* Given task
Go through the material below and copy each line where the word "Case" appears.

* The records
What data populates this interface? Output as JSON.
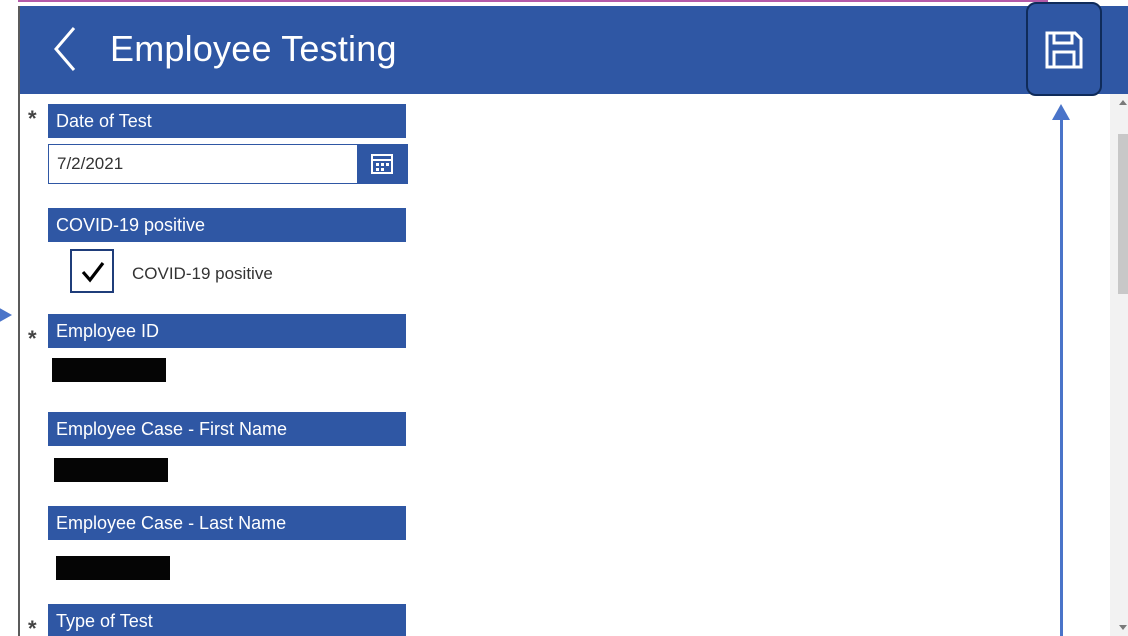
{
  "header": {
    "title": "Employee Testing",
    "back_icon": "chevron-left-icon",
    "save_icon": "save-icon"
  },
  "form": {
    "date_of_test": {
      "label": "Date of Test",
      "required": true,
      "value": "7/2/2021",
      "icon": "calendar-icon"
    },
    "covid_positive": {
      "label": "COVID-19 positive",
      "checkbox_label": "COVID-19 positive",
      "checked": true
    },
    "employee_id": {
      "label": "Employee ID",
      "required": true,
      "value_redacted": true
    },
    "first_name": {
      "label": "Employee Case - First Name",
      "value_redacted": true
    },
    "last_name": {
      "label": "Employee Case - Last Name",
      "value_redacted": true
    },
    "type_of_test": {
      "label": "Type of Test",
      "required": true
    },
    "required_marker": "*"
  },
  "colors": {
    "header": "#2f57a4",
    "label_bar": "#2f57a4",
    "annotation": "#4a74c9"
  }
}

* Response to this exercise
      "label": "Employee Case - First Name",
      "label": "Employee Case - Last Name",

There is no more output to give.